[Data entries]

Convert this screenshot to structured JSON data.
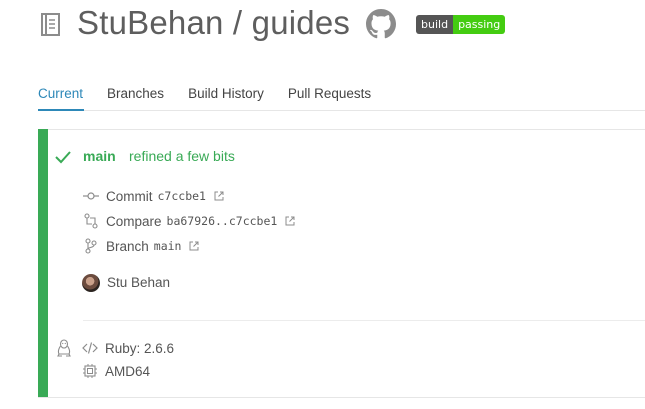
{
  "repo": {
    "owner": "StuBehan",
    "separator": "/",
    "name": "guides",
    "title": "StuBehan / guides"
  },
  "badge": {
    "label": "build",
    "status": "passing",
    "label_color": "#555555",
    "status_color": "#44cc11"
  },
  "tabs": [
    {
      "label": "Current",
      "active": true
    },
    {
      "label": "Branches",
      "active": false
    },
    {
      "label": "Build History",
      "active": false
    },
    {
      "label": "Pull Requests",
      "active": false
    }
  ],
  "build": {
    "state": "passed",
    "state_color": "#39aa56",
    "branch": "main",
    "message": "refined a few bits",
    "commit": {
      "label": "Commit",
      "value": "c7ccbe1"
    },
    "compare": {
      "label": "Compare",
      "value": "ba67926..c7ccbe1"
    },
    "branch_link": {
      "label": "Branch",
      "value": "main"
    },
    "author": "Stu Behan",
    "language": "Ruby: 2.6.6",
    "arch": "AMD64",
    "os_icon": "linux-icon"
  },
  "accent": "#2d88b8"
}
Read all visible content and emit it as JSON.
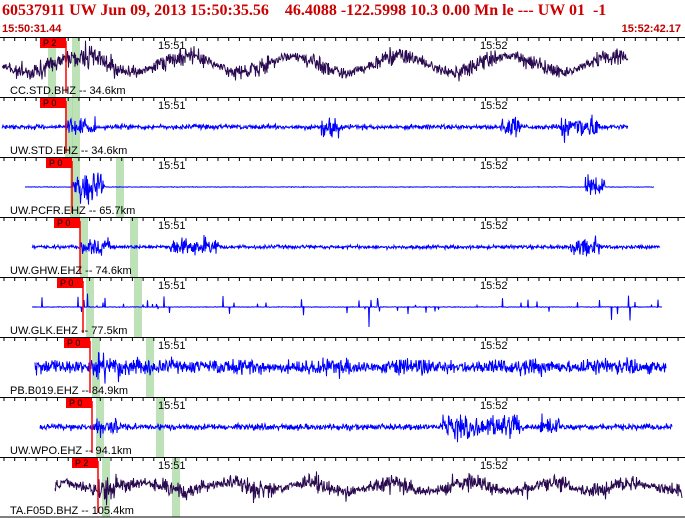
{
  "header": {
    "title": "60537911 UW Jun 09, 2013 15:50:35.56    46.4088 -122.5998 10.3 0.00 Mn le --- UW 01  -1",
    "start_time": "15:50:31.44",
    "end_time": "15:52:42.17"
  },
  "time_marks": [
    "15:51",
    "15:52"
  ],
  "colors": {
    "header_text": "#c00000",
    "title_text": "#cc0000",
    "trace_blue": "#0000ff",
    "trace_dark": "#2a0a50",
    "pick_flag": "#ff0000",
    "window_band": "#a8d8a0"
  },
  "traces": [
    {
      "label": "CC.STD.BHZ -- 34.6km",
      "pick": "P 2",
      "color": "dark"
    },
    {
      "label": "UW.STD.EHZ -- 34.6km",
      "pick": "P 0",
      "color": "blue"
    },
    {
      "label": "UW.PCFR.EHZ -- 65.7km",
      "pick": "P 0",
      "color": "blue"
    },
    {
      "label": "UW.GHW.EHZ -- 74.6km",
      "pick": "P 0",
      "color": "blue"
    },
    {
      "label": "UW.GLK.EHZ -- 77.5km",
      "pick": "P 0",
      "color": "blue"
    },
    {
      "label": "PB.B019.EHZ -- 84.9km",
      "pick": "P 0",
      "color": "blue"
    },
    {
      "label": "UW.WPO.EHZ -- 94.1km",
      "pick": "P 0",
      "color": "blue"
    },
    {
      "label": "TA.F05D.BHZ -- 105.4km",
      "pick": "P 2",
      "color": "dark"
    }
  ]
}
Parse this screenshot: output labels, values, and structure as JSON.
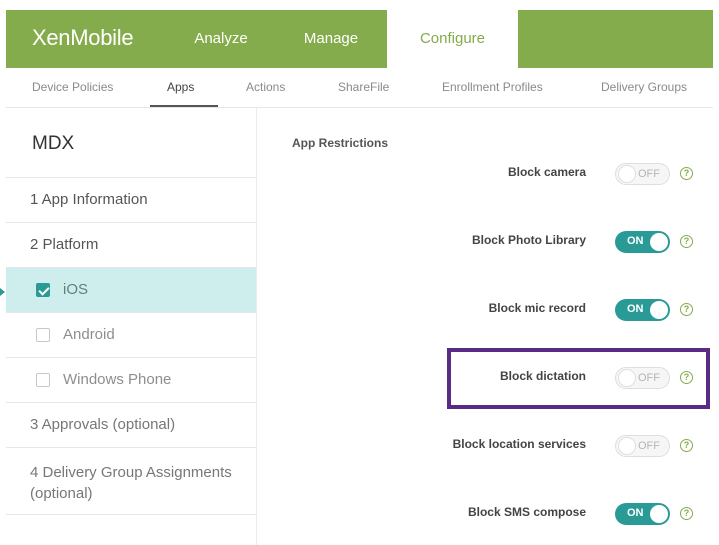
{
  "header": {
    "logo": "XenMobile",
    "tabs": [
      "Analyze",
      "Manage",
      "Configure"
    ],
    "active_tab": "Configure"
  },
  "subnav": {
    "items": [
      "Device Policies",
      "Apps",
      "Actions",
      "ShareFile",
      "Enrollment Profiles",
      "Delivery Groups"
    ],
    "active": "Apps"
  },
  "sidebar": {
    "title": "MDX",
    "steps": [
      {
        "label": "1  App Information"
      },
      {
        "label": "2  Platform"
      },
      {
        "label": "iOS",
        "checked": true,
        "selected": true
      },
      {
        "label": "Android",
        "checked": false
      },
      {
        "label": "Windows Phone",
        "checked": false
      },
      {
        "label": "3  Approvals (optional)"
      },
      {
        "label": "4  Delivery Group Assignments",
        "label2": "(optional)"
      }
    ]
  },
  "main": {
    "section_title": "App Restrictions",
    "options": [
      {
        "label": "Block camera",
        "state": "OFF"
      },
      {
        "label": "Block Photo Library",
        "state": "ON"
      },
      {
        "label": "Block mic record",
        "state": "ON"
      },
      {
        "label": "Block dictation",
        "state": "OFF",
        "highlighted": true
      },
      {
        "label": "Block location services",
        "state": "OFF"
      },
      {
        "label": "Block SMS compose",
        "state": "ON"
      }
    ],
    "help_glyph": "?"
  },
  "colors": {
    "brand": "#84ac4c",
    "toggle_on": "#2a9a97",
    "selection": "#cdeeed",
    "highlight": "#5b2a84"
  }
}
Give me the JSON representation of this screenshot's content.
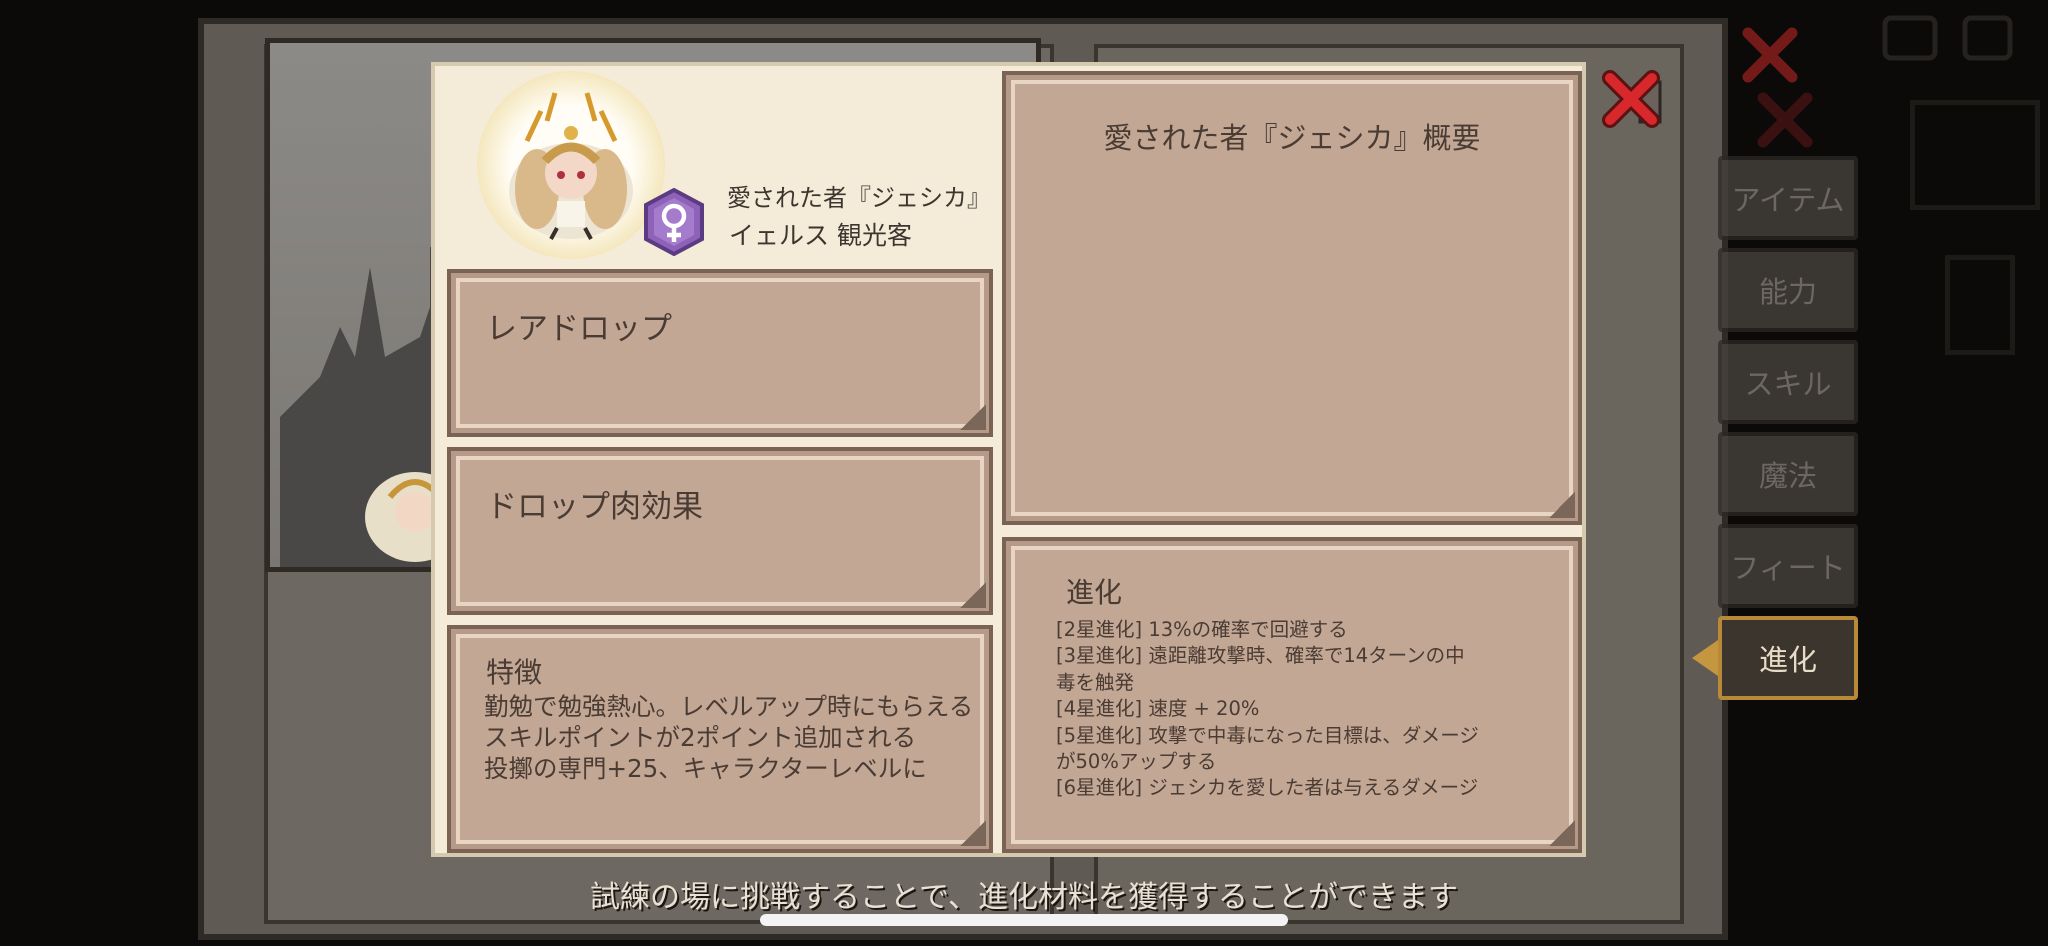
{
  "background": {
    "side_tabs": [
      {
        "label": "アイテム",
        "active": false
      },
      {
        "label": "能力",
        "active": false
      },
      {
        "label": "スキル",
        "active": false
      },
      {
        "label": "魔法",
        "active": false
      },
      {
        "label": "フィート",
        "active": false
      },
      {
        "label": "進化",
        "active": true
      }
    ]
  },
  "character": {
    "name": "愛された者『ジェシカ』",
    "title": "イェルス 観光客",
    "gender_icon": "female-symbol-icon"
  },
  "panels": {
    "rare_drop": {
      "title": "レアドロップ"
    },
    "meat_effect": {
      "title": "ドロップ肉効果"
    },
    "traits": {
      "title": "特徴",
      "body": "勤勉で勉強熱心。レベルアップ時にもらえるスキルポイントが2ポイント追加される\n投擲の専門+25、キャラクターレベルに"
    },
    "summary": {
      "title": "愛された者『ジェシカ』概要"
    },
    "evolution": {
      "title": "進化",
      "lines": [
        "[2星進化] 13%の確率で回避する",
        "[3星進化] 遠距離攻撃時、確率で14ターンの中",
        "毒を触発",
        "[4星進化] 速度 + 20%",
        "[5星進化] 攻撃で中毒になった目標は、ダメージ",
        "が50%アップする",
        "[6星進化] ジェシカを愛した者は与えるダメージ"
      ]
    }
  },
  "hint": "試練の場に挑戦することで、進化材料を獲得することができます",
  "colors": {
    "panel_fill": "#c2a795",
    "panel_border": "#7a6355",
    "dialog_bg": "#f4ecd9",
    "badge_purple": "#8e62b8",
    "close_red": "#d8282b",
    "active_tab_border": "#b88a38"
  }
}
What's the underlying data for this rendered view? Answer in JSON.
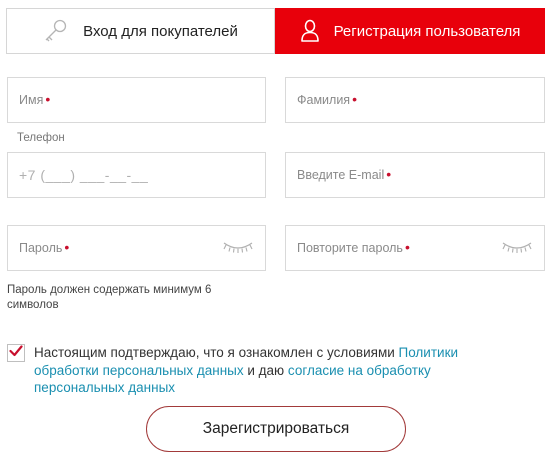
{
  "tabs": {
    "login_label": "Вход для покупателей",
    "register_label": "Регистрация пользователя",
    "active_color": "#e8000b"
  },
  "form": {
    "first_name_placeholder": "Имя",
    "last_name_placeholder": "Фамилия",
    "phone_label": "Телефон",
    "phone_mask": "+7 (___) ___-__-__",
    "email_placeholder": "Введите E-mail",
    "password_placeholder": "Пароль",
    "password_repeat_placeholder": "Повторите пароль",
    "required_marker": "•",
    "password_hint": "Пароль должен содержать минимум 6 символов"
  },
  "consent": {
    "checked": true,
    "text_before": "Настоящим подтверждаю, что я ознакомлен с условиями ",
    "link_policy": "Политики обработки персональных данных",
    "text_middle": " и даю ",
    "link_consent": "согласие на обработку персональных данных"
  },
  "submit_label": "Зарегистрироваться",
  "icons": {
    "login_tab": "key-icon",
    "register_tab": "user-icon",
    "password": "eye-closed-icon",
    "checkbox": "checkmark-icon"
  },
  "colors": {
    "brand_red": "#e8000b",
    "link": "#1a8fb0",
    "button_border": "#a23a3a"
  }
}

REQUEST
Reproduce all of the material exactly, apart from the pictures.

THE ANSWER
Convert this screenshot to structured JSON data.
{
  "repo": {
    "owner": "StuBehan",
    "separator": "/",
    "name": "guides",
    "title": "StuBehan / guides"
  },
  "badge": {
    "label": "build",
    "status": "passing",
    "label_color": "#555555",
    "status_color": "#44cc11"
  },
  "tabs": [
    {
      "label": "Current",
      "active": true
    },
    {
      "label": "Branches",
      "active": false
    },
    {
      "label": "Build History",
      "active": false
    },
    {
      "label": "Pull Requests",
      "active": false
    }
  ],
  "build": {
    "state": "passed",
    "state_color": "#39aa56",
    "branch": "main",
    "message": "refined a few bits",
    "commit": {
      "label": "Commit",
      "value": "c7ccbe1"
    },
    "compare": {
      "label": "Compare",
      "value": "ba67926..c7ccbe1"
    },
    "branch_link": {
      "label": "Branch",
      "value": "main"
    },
    "author": "Stu Behan",
    "language": "Ruby: 2.6.6",
    "arch": "AMD64",
    "os_icon": "linux-icon"
  },
  "accent": "#2d88b8"
}
Read all visible content and emit it as JSON.
{
  "header": {
    "title": "60537911 UW Jun 09, 2013 15:50:35.56    46.4088 -122.5998 10.3 0.00 Mn le --- UW 01  -1",
    "start_time": "15:50:31.44",
    "end_time": "15:52:42.17"
  },
  "time_marks": [
    "15:51",
    "15:52"
  ],
  "colors": {
    "header_text": "#c00000",
    "title_text": "#cc0000",
    "trace_blue": "#0000ff",
    "trace_dark": "#2a0a50",
    "pick_flag": "#ff0000",
    "window_band": "#a8d8a0"
  },
  "traces": [
    {
      "label": "CC.STD.BHZ -- 34.6km",
      "pick": "P 2",
      "color": "dark"
    },
    {
      "label": "UW.STD.EHZ -- 34.6km",
      "pick": "P 0",
      "color": "blue"
    },
    {
      "label": "UW.PCFR.EHZ -- 65.7km",
      "pick": "P 0",
      "color": "blue"
    },
    {
      "label": "UW.GHW.EHZ -- 74.6km",
      "pick": "P 0",
      "color": "blue"
    },
    {
      "label": "UW.GLK.EHZ -- 77.5km",
      "pick": "P 0",
      "color": "blue"
    },
    {
      "label": "PB.B019.EHZ -- 84.9km",
      "pick": "P 0",
      "color": "blue"
    },
    {
      "label": "UW.WPO.EHZ -- 94.1km",
      "pick": "P 0",
      "color": "blue"
    },
    {
      "label": "TA.F05D.BHZ -- 105.4km",
      "pick": "P 2",
      "color": "dark"
    }
  ]
}
Parse this screenshot: output labels, values, and structure as JSON.
{
  "header": {
    "logo": "XenMobile",
    "tabs": [
      "Analyze",
      "Manage",
      "Configure"
    ],
    "active_tab": "Configure"
  },
  "subnav": {
    "items": [
      "Device Policies",
      "Apps",
      "Actions",
      "ShareFile",
      "Enrollment Profiles",
      "Delivery Groups"
    ],
    "active": "Apps"
  },
  "sidebar": {
    "title": "MDX",
    "steps": [
      {
        "label": "1  App Information"
      },
      {
        "label": "2  Platform"
      },
      {
        "label": "iOS",
        "checked": true,
        "selected": true
      },
      {
        "label": "Android",
        "checked": false
      },
      {
        "label": "Windows Phone",
        "checked": false
      },
      {
        "label": "3  Approvals (optional)"
      },
      {
        "label": "4  Delivery Group Assignments",
        "label2": "(optional)"
      }
    ]
  },
  "main": {
    "section_title": "App Restrictions",
    "options": [
      {
        "label": "Block camera",
        "state": "OFF"
      },
      {
        "label": "Block Photo Library",
        "state": "ON"
      },
      {
        "label": "Block mic record",
        "state": "ON"
      },
      {
        "label": "Block dictation",
        "state": "OFF",
        "highlighted": true
      },
      {
        "label": "Block location services",
        "state": "OFF"
      },
      {
        "label": "Block SMS compose",
        "state": "ON"
      }
    ],
    "help_glyph": "?"
  },
  "colors": {
    "brand": "#84ac4c",
    "toggle_on": "#2a9a97",
    "selection": "#cdeeed",
    "highlight": "#5b2a84"
  }
}
Give me the JSON representation of this screenshot's content.
{
  "background": {
    "side_tabs": [
      {
        "label": "アイテム",
        "active": false
      },
      {
        "label": "能力",
        "active": false
      },
      {
        "label": "スキル",
        "active": false
      },
      {
        "label": "魔法",
        "active": false
      },
      {
        "label": "フィート",
        "active": false
      },
      {
        "label": "進化",
        "active": true
      }
    ]
  },
  "character": {
    "name": "愛された者『ジェシカ』",
    "title": "イェルス 観光客",
    "gender_icon": "female-symbol-icon"
  },
  "panels": {
    "rare_drop": {
      "title": "レアドロップ"
    },
    "meat_effect": {
      "title": "ドロップ肉効果"
    },
    "traits": {
      "title": "特徴",
      "body": "勤勉で勉強熱心。レベルアップ時にもらえるスキルポイントが2ポイント追加される\n投擲の専門+25、キャラクターレベルに"
    },
    "summary": {
      "title": "愛された者『ジェシカ』概要"
    },
    "evolution": {
      "title": "進化",
      "lines": [
        "[2星進化] 13%の確率で回避する",
        "[3星進化] 遠距離攻撃時、確率で14ターンの中",
        "毒を触発",
        "[4星進化] 速度 + 20%",
        "[5星進化] 攻撃で中毒になった目標は、ダメージ",
        "が50%アップする",
        "[6星進化] ジェシカを愛した者は与えるダメージ"
      ]
    }
  },
  "hint": "試練の場に挑戦することで、進化材料を獲得することができます",
  "colors": {
    "panel_fill": "#c2a795",
    "panel_border": "#7a6355",
    "dialog_bg": "#f4ecd9",
    "badge_purple": "#8e62b8",
    "close_red": "#d8282b",
    "active_tab_border": "#b88a38"
  }
}
What's the underlying data for this rendered view? Answer in JSON.
{
  "tabs": {
    "login_label": "Вход для покупателей",
    "register_label": "Регистрация пользователя",
    "active_color": "#e8000b"
  },
  "form": {
    "first_name_placeholder": "Имя",
    "last_name_placeholder": "Фамилия",
    "phone_label": "Телефон",
    "phone_mask": "+7 (___) ___-__-__",
    "email_placeholder": "Введите E-mail",
    "password_placeholder": "Пароль",
    "password_repeat_placeholder": "Повторите пароль",
    "required_marker": "•",
    "password_hint": "Пароль должен содержать минимум 6 символов"
  },
  "consent": {
    "checked": true,
    "text_before": "Настоящим подтверждаю, что я ознакомлен с условиями ",
    "link_policy": "Политики обработки персональных данных",
    "text_middle": " и даю ",
    "link_consent": "согласие на обработку персональных данных"
  },
  "submit_label": "Зарегистрироваться",
  "icons": {
    "login_tab": "key-icon",
    "register_tab": "user-icon",
    "password": "eye-closed-icon",
    "checkbox": "checkmark-icon"
  },
  "colors": {
    "brand_red": "#e8000b",
    "link": "#1a8fb0",
    "button_border": "#a23a3a"
  }
}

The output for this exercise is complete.